**Given instruction:** Pick out all lines with the word "Cancelación" from the records that follow.

**Data extract:**
++++++++++
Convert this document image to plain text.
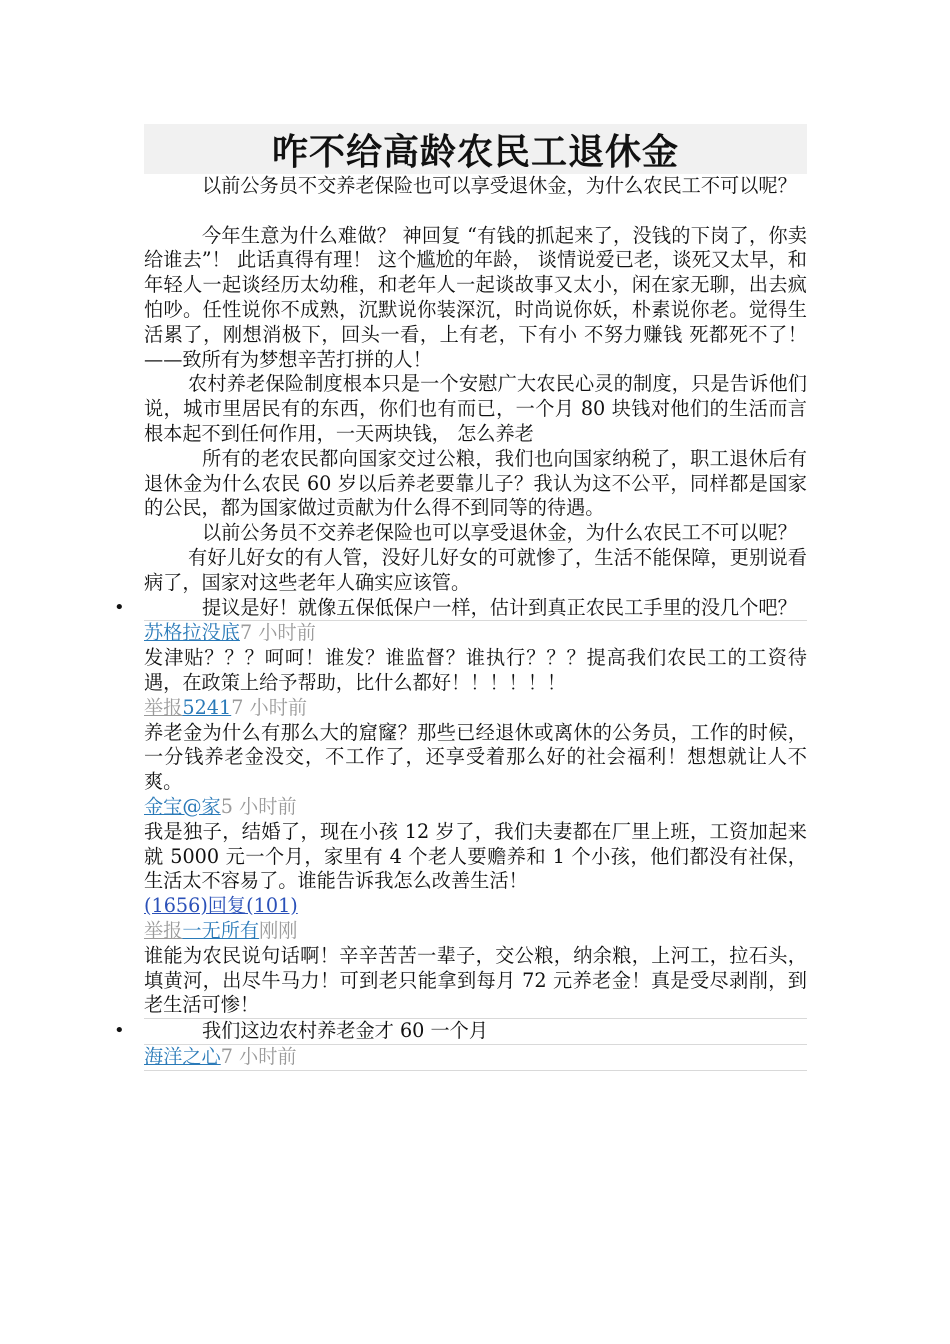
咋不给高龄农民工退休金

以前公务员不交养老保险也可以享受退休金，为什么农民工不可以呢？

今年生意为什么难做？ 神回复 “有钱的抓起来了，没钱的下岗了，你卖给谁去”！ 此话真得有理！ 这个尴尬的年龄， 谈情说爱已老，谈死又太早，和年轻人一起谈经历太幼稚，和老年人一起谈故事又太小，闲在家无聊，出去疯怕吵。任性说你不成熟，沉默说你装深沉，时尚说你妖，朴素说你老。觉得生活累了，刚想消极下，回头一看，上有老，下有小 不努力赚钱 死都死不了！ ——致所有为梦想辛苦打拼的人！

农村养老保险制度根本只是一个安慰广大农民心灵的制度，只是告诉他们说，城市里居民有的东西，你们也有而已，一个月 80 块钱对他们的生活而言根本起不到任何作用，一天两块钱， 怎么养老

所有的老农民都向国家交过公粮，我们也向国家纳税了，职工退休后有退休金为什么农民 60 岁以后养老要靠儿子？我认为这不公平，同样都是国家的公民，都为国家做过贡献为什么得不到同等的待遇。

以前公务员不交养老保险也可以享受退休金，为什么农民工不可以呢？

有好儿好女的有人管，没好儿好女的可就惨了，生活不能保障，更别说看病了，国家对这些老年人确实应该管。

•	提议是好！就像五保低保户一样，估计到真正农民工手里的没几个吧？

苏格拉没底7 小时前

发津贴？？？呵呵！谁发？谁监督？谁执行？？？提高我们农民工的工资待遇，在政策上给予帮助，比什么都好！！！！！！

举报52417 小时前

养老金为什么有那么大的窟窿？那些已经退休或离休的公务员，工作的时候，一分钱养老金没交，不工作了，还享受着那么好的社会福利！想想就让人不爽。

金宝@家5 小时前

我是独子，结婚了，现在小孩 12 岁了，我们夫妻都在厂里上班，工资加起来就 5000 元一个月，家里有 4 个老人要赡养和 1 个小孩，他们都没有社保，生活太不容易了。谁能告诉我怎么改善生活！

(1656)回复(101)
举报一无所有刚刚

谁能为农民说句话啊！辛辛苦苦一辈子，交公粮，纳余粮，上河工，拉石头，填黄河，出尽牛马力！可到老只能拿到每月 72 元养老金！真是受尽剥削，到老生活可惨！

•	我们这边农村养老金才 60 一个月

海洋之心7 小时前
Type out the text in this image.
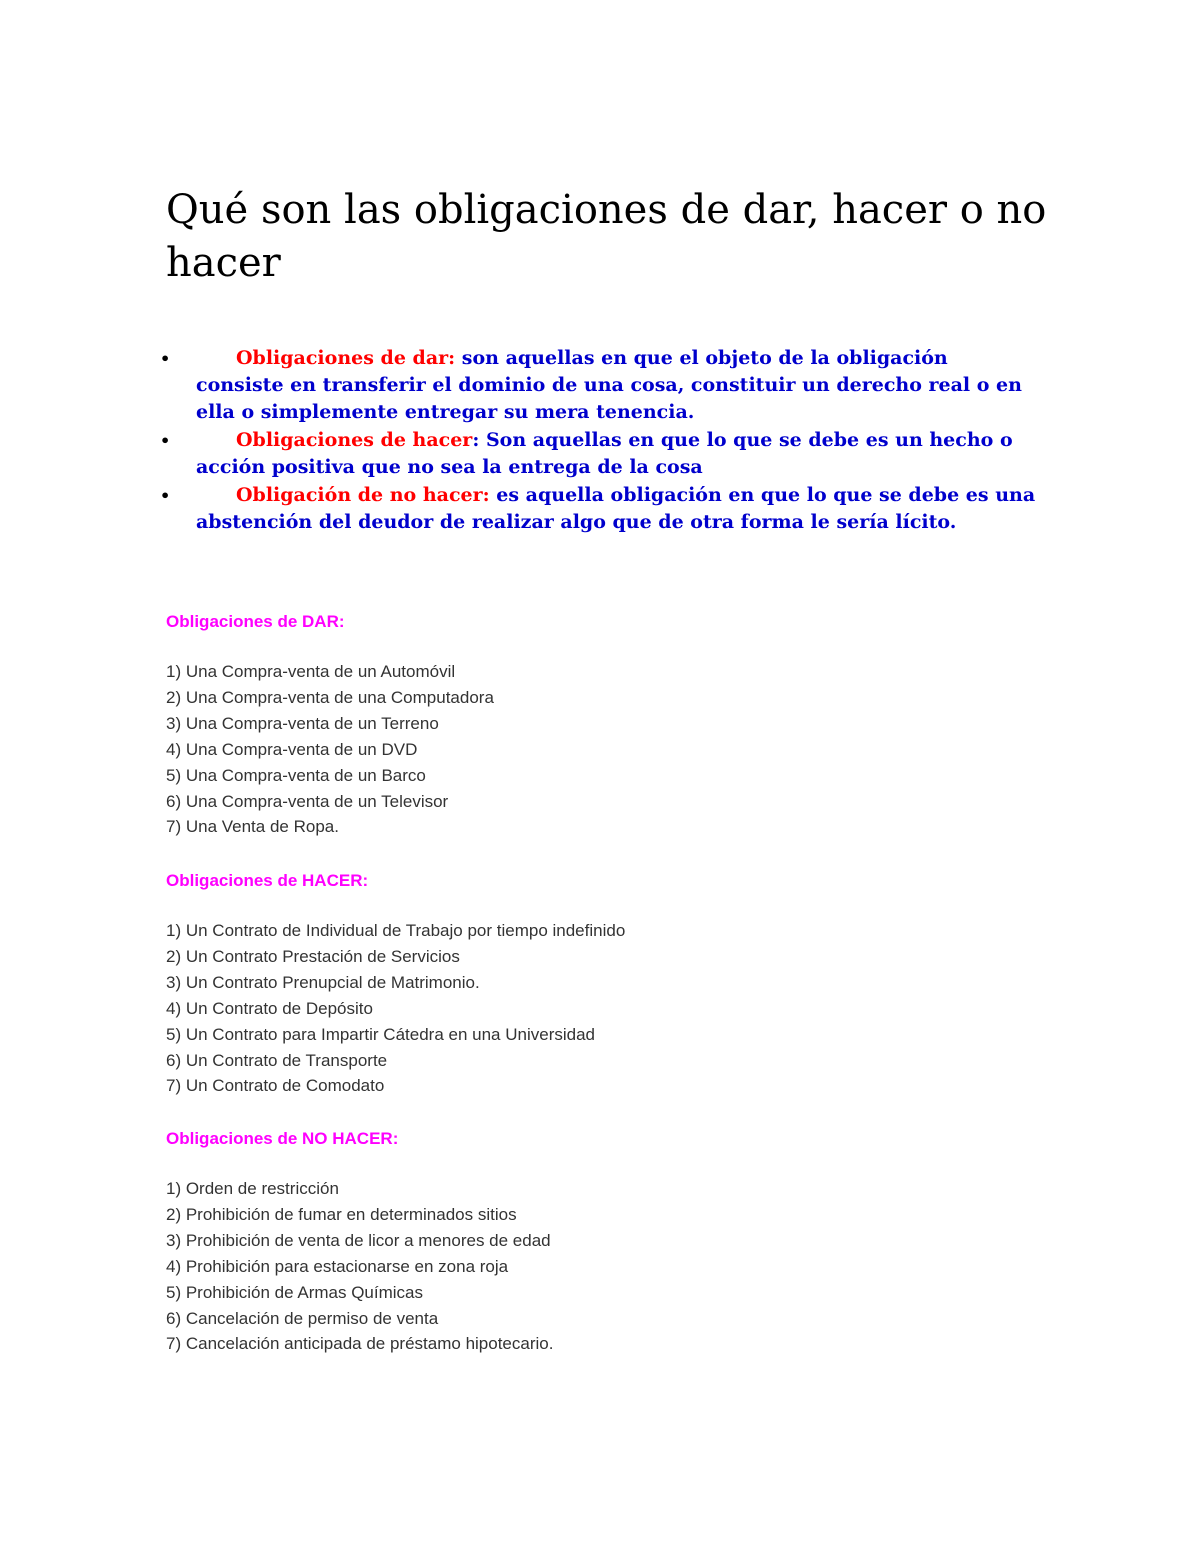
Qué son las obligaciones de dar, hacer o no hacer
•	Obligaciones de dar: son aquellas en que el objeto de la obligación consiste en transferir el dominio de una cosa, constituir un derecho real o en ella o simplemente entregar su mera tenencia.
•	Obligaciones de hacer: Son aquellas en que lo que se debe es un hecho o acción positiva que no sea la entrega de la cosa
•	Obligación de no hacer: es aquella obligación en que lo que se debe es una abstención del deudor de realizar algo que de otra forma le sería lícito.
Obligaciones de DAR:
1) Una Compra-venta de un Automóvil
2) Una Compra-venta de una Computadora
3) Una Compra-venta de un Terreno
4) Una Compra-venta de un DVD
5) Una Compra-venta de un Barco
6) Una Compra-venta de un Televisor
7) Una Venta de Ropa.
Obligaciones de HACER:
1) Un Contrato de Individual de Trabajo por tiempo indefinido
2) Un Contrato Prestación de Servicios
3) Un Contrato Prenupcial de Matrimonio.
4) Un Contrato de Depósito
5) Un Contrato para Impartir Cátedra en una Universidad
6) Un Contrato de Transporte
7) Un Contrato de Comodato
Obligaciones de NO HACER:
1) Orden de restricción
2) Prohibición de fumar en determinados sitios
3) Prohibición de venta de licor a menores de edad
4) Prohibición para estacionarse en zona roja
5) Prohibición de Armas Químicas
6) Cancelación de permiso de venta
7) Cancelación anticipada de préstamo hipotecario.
++++++++++
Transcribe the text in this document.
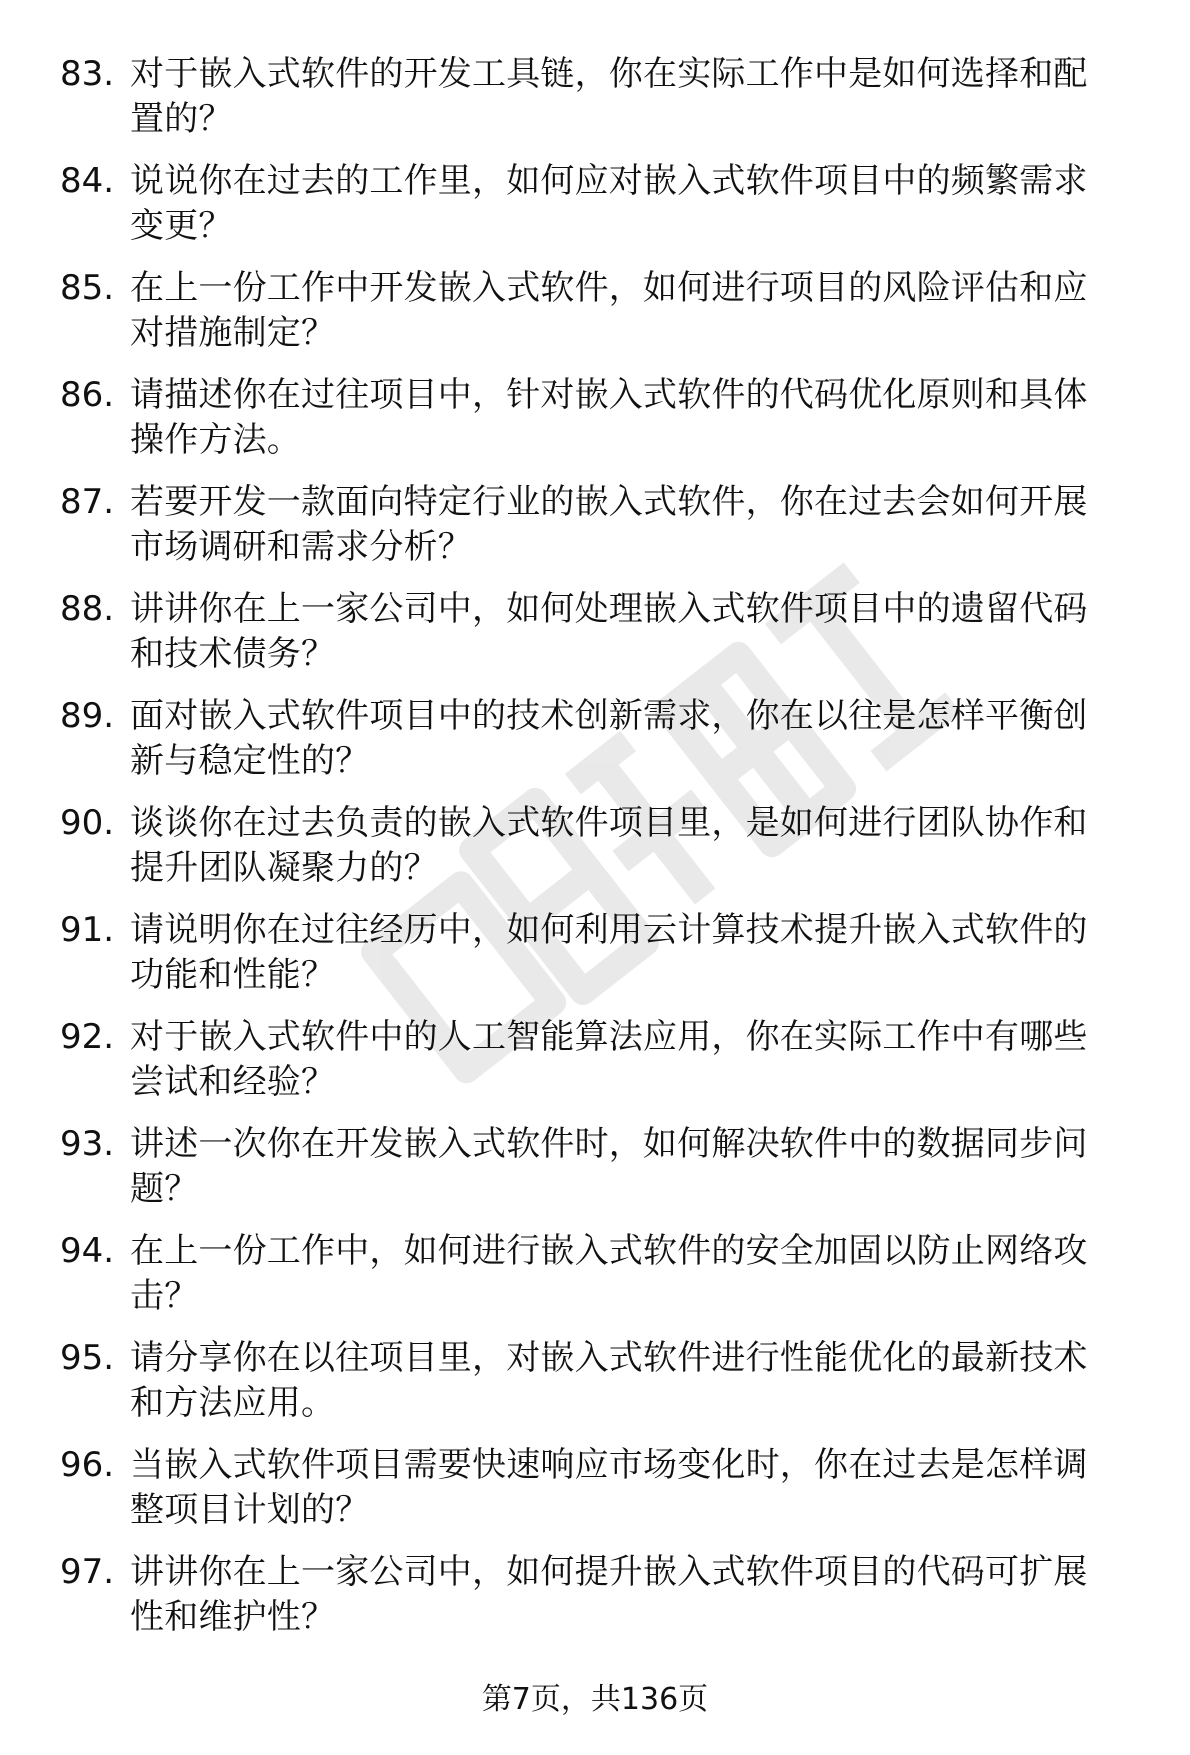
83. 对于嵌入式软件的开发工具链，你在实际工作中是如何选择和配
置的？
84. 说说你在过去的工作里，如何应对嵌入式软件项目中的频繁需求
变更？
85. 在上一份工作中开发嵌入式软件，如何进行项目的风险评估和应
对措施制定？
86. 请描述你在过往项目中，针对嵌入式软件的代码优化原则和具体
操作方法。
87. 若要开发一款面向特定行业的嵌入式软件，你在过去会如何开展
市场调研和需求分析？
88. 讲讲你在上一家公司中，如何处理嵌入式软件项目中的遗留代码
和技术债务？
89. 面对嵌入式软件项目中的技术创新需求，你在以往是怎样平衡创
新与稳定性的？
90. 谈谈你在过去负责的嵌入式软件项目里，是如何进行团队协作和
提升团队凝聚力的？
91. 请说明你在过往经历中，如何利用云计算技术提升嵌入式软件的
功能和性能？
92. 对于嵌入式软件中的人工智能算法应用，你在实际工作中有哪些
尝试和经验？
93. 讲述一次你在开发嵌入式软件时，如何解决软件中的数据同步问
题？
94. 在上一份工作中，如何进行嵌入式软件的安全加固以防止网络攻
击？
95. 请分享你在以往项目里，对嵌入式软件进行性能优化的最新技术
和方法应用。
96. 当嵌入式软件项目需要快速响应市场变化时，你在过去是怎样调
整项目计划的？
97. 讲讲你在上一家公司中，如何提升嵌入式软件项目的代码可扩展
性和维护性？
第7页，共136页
++++++++++
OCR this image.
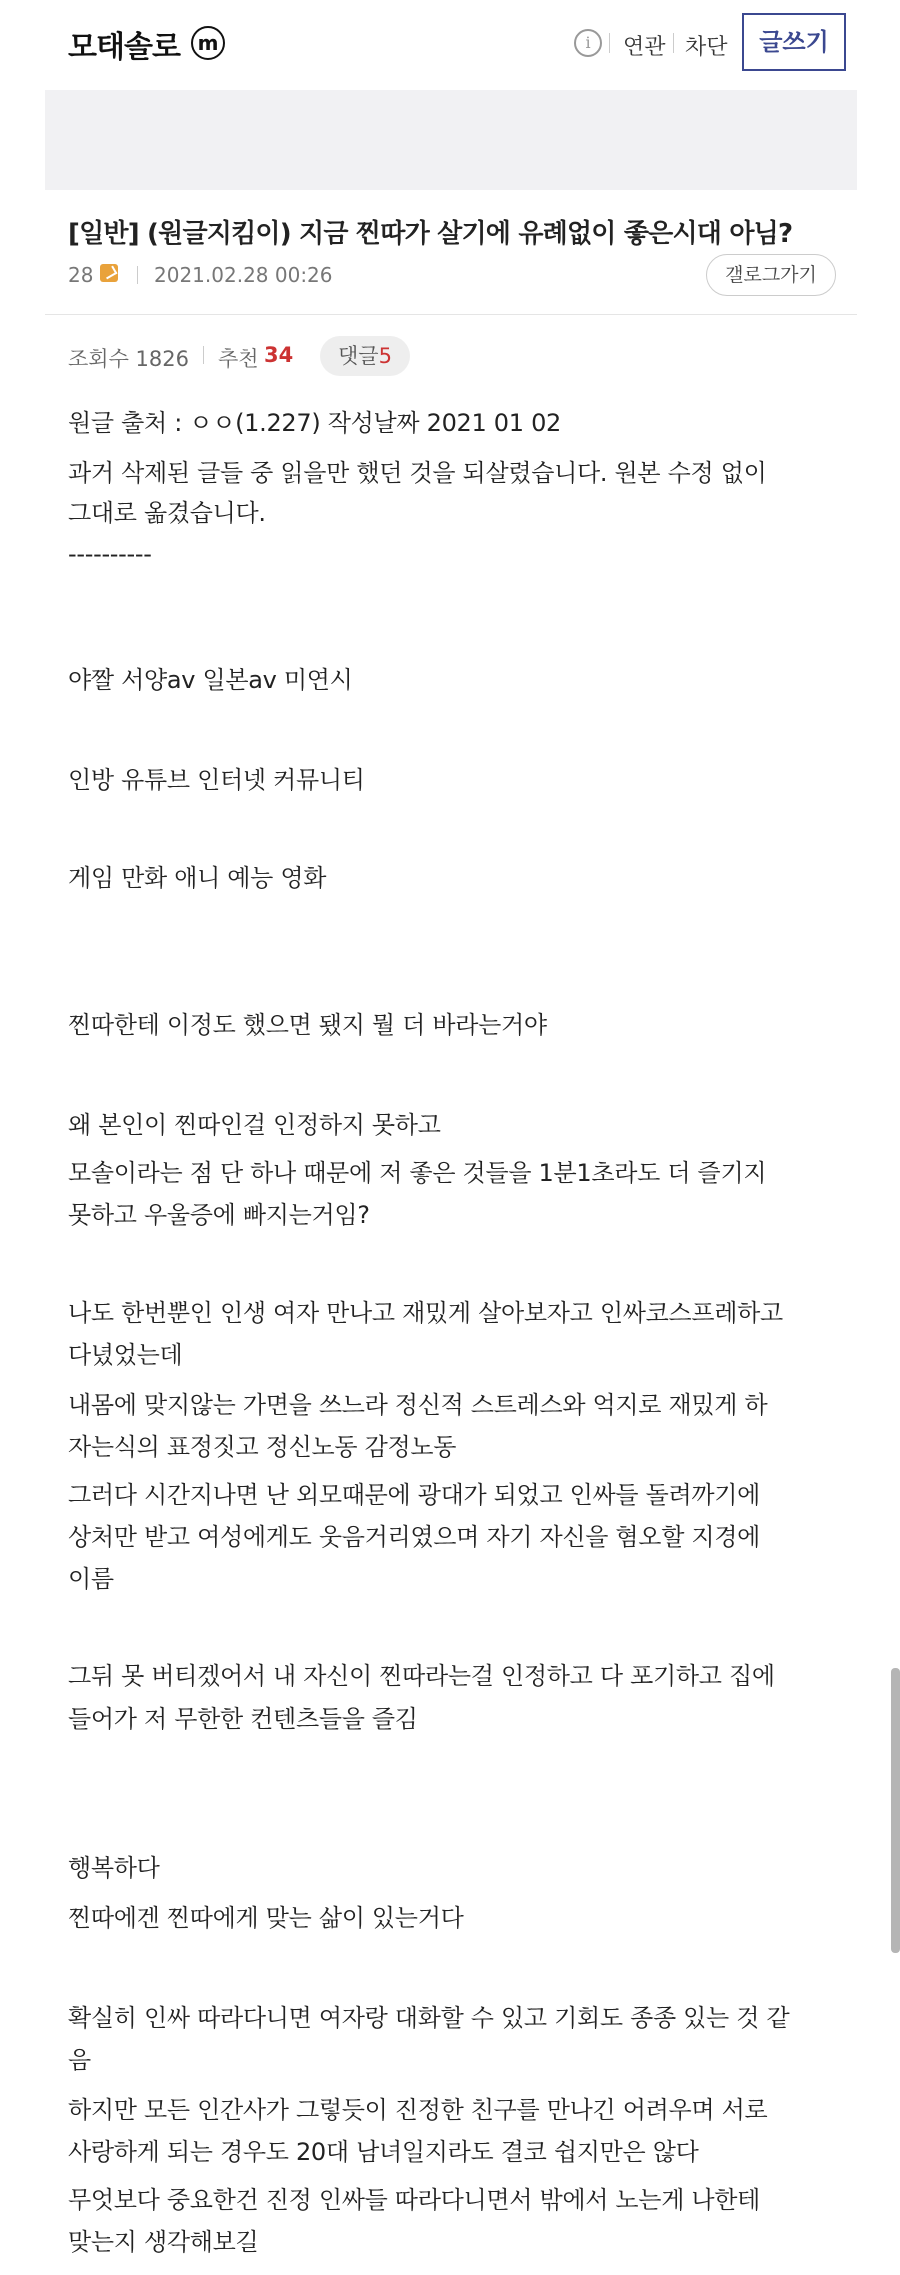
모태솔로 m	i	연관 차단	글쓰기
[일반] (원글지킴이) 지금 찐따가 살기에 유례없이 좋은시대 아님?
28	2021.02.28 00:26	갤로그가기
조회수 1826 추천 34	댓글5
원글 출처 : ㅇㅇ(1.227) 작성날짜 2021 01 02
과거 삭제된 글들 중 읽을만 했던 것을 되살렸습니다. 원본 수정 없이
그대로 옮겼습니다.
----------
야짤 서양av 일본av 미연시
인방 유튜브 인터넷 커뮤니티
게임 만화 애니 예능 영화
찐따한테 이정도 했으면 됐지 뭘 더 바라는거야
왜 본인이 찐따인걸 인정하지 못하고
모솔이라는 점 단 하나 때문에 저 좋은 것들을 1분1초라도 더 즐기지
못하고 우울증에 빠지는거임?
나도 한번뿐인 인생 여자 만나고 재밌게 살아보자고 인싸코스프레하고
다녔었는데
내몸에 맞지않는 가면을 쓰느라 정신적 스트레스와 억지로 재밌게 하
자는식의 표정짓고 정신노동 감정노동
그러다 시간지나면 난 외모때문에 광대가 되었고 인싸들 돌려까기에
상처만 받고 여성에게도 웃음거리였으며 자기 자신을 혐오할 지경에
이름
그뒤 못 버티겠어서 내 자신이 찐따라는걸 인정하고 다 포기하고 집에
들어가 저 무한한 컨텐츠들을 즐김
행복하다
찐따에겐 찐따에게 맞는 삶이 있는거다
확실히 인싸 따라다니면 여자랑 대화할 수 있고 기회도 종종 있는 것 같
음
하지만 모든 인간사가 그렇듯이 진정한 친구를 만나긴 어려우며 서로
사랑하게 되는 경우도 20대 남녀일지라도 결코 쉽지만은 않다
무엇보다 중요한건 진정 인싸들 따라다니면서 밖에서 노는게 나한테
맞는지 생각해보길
++++++++++
**Output:**
6) Cancelación de permiso de venta
7) Cancelación anticipada de préstamo hipotecario.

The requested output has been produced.